● **Given instruction**: Lines that contain the string "momentum" are to be copied; leave out all others.
□ □ □ □ □ □ □
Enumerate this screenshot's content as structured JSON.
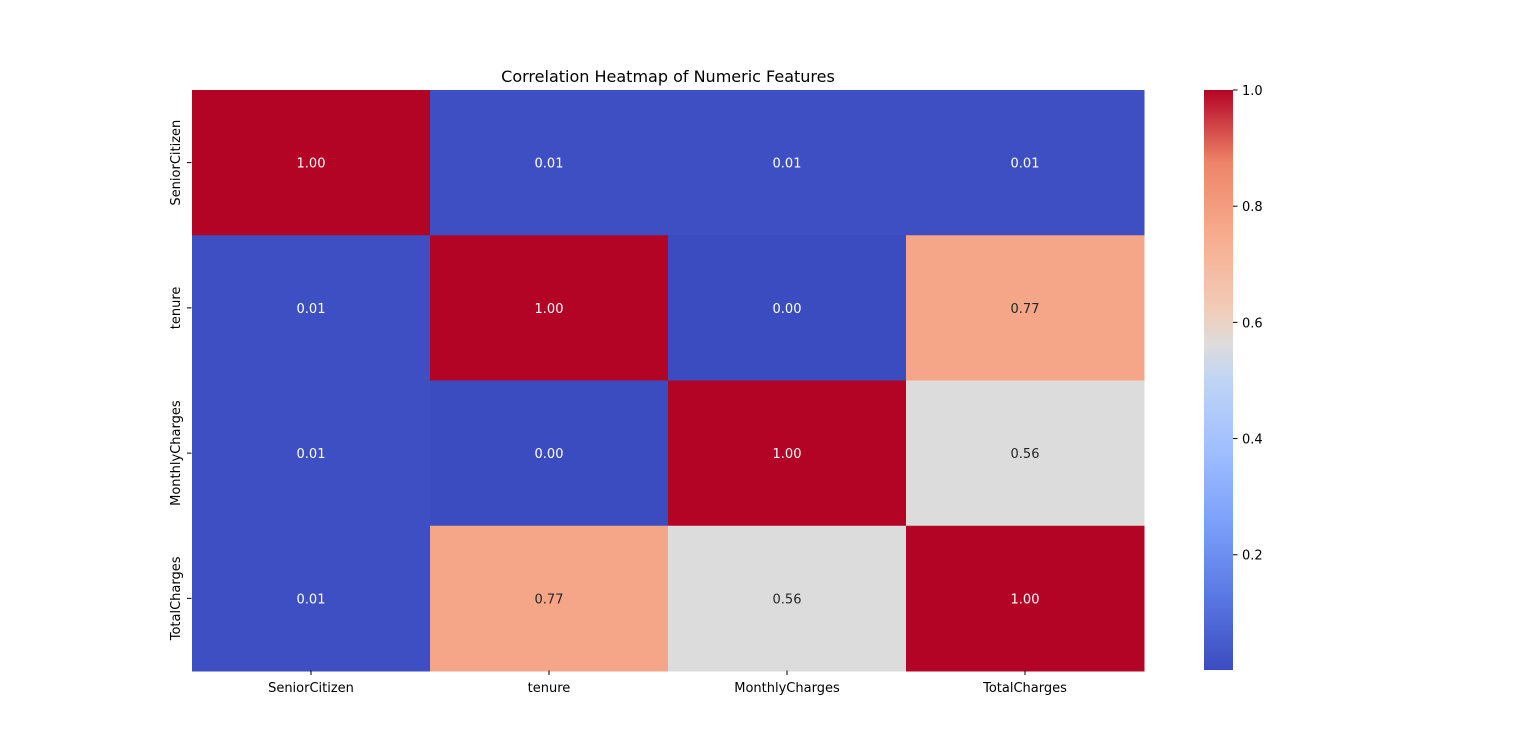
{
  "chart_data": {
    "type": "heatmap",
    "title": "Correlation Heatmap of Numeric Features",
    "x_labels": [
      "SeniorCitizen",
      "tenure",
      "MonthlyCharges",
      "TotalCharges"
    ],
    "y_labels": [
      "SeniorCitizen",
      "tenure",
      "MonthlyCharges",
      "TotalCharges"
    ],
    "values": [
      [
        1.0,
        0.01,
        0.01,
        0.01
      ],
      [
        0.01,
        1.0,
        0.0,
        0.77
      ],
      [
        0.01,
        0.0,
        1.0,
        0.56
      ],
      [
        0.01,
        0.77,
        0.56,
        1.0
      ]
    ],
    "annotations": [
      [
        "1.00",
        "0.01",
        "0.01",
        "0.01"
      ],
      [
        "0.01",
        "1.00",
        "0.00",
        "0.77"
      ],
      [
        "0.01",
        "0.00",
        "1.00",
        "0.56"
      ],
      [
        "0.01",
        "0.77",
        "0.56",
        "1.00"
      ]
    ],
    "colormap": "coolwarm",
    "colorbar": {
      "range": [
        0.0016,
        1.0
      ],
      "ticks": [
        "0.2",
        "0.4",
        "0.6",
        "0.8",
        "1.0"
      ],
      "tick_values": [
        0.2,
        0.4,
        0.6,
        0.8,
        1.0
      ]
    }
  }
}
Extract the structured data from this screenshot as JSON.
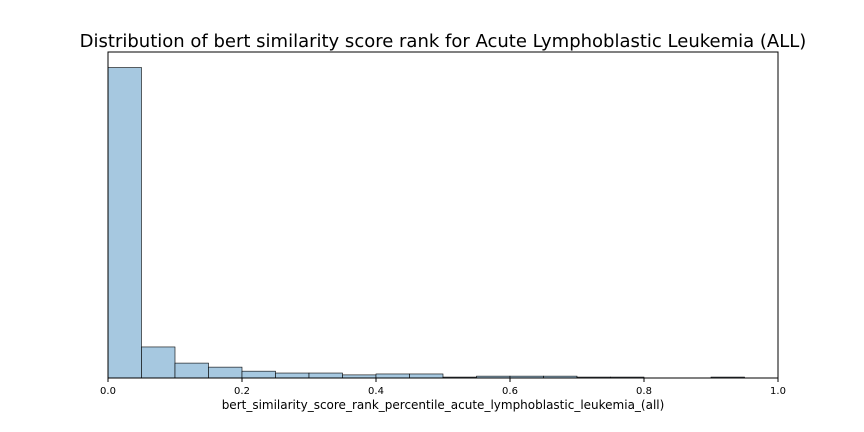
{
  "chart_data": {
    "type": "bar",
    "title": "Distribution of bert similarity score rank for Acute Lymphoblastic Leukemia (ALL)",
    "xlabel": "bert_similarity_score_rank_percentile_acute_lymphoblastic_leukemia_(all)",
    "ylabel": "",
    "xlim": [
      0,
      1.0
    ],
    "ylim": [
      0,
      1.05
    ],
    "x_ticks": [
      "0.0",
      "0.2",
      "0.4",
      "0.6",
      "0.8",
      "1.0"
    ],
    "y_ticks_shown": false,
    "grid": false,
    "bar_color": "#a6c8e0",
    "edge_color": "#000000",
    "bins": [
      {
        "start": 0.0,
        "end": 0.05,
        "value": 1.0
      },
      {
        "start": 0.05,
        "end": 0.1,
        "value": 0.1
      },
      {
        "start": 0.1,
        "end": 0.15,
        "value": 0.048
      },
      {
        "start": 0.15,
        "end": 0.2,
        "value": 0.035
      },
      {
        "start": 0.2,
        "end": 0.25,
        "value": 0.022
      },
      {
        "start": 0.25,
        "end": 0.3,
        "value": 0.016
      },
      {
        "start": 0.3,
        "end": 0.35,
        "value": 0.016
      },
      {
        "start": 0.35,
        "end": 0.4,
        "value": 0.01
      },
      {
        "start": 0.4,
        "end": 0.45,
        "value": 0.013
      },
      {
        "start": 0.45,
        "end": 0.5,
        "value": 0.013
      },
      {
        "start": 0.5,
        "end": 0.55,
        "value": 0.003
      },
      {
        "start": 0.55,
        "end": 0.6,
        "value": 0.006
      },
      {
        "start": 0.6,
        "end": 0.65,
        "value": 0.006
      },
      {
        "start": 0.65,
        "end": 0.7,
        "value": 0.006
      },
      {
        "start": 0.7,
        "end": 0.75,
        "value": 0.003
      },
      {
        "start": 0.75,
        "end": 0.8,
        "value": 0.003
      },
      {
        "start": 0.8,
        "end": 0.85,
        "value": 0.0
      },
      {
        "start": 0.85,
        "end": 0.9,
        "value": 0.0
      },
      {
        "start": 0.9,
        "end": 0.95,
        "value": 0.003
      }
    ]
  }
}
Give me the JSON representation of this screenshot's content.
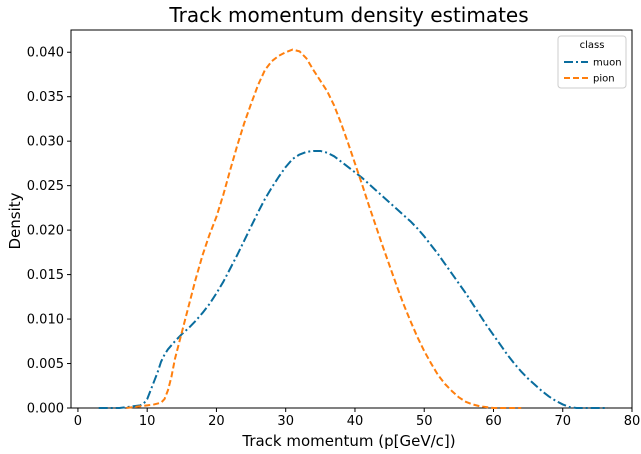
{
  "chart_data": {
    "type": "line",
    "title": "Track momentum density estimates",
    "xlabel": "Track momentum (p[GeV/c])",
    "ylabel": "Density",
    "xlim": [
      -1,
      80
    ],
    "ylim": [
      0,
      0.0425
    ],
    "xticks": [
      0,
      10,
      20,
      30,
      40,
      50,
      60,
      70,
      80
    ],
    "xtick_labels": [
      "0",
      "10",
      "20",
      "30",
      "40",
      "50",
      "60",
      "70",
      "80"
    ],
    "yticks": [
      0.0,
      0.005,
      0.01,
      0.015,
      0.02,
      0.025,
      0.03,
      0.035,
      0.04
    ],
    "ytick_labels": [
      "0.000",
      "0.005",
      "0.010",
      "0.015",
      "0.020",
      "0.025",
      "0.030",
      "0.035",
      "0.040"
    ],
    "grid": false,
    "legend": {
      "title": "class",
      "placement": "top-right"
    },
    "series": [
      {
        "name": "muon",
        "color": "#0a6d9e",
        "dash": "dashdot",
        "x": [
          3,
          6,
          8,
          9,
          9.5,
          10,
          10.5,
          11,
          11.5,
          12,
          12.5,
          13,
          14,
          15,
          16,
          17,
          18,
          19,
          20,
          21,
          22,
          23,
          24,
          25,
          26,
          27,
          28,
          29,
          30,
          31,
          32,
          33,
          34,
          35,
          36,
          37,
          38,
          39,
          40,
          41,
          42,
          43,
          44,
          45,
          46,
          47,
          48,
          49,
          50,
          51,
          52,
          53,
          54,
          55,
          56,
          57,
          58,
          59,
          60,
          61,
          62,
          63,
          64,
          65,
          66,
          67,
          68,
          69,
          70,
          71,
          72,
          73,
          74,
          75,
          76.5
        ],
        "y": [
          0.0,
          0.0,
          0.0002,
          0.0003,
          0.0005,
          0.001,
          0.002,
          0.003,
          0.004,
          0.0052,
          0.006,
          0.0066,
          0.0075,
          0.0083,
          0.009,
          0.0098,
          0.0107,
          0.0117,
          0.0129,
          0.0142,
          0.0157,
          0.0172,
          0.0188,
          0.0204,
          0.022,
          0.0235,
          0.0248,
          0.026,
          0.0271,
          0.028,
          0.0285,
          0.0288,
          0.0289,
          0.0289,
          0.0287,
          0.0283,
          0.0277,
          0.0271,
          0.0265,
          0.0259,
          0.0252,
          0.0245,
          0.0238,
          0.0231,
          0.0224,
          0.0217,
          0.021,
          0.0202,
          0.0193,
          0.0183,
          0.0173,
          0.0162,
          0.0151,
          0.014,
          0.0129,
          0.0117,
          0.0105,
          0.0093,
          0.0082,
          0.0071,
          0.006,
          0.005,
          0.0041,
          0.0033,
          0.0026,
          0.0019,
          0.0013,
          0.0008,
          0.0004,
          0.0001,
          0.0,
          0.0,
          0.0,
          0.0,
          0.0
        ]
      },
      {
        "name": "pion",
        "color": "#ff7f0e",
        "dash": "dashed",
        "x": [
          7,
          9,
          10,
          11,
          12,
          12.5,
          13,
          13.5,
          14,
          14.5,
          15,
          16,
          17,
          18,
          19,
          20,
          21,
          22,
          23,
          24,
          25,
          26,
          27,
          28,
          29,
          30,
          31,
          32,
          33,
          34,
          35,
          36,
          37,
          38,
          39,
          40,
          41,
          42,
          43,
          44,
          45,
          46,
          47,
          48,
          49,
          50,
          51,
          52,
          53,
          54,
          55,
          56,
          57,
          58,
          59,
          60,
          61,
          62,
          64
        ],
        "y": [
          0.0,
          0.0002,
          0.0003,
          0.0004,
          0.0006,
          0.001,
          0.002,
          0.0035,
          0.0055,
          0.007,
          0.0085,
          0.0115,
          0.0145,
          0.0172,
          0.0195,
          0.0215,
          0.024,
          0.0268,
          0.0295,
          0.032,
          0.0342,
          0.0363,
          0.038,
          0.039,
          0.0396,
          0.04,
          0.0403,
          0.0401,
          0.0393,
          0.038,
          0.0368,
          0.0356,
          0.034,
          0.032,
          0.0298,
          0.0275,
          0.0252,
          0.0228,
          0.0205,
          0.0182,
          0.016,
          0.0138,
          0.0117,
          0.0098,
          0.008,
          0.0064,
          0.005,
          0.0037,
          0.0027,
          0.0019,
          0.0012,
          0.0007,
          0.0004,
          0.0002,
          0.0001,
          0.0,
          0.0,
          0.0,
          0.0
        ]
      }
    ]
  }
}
□ □ □ □ □ □ □
● **Result of the exercise**:
    "title": "Track momentum density estimates",
    "xlabel": "Track momentum (p[GeV/c])",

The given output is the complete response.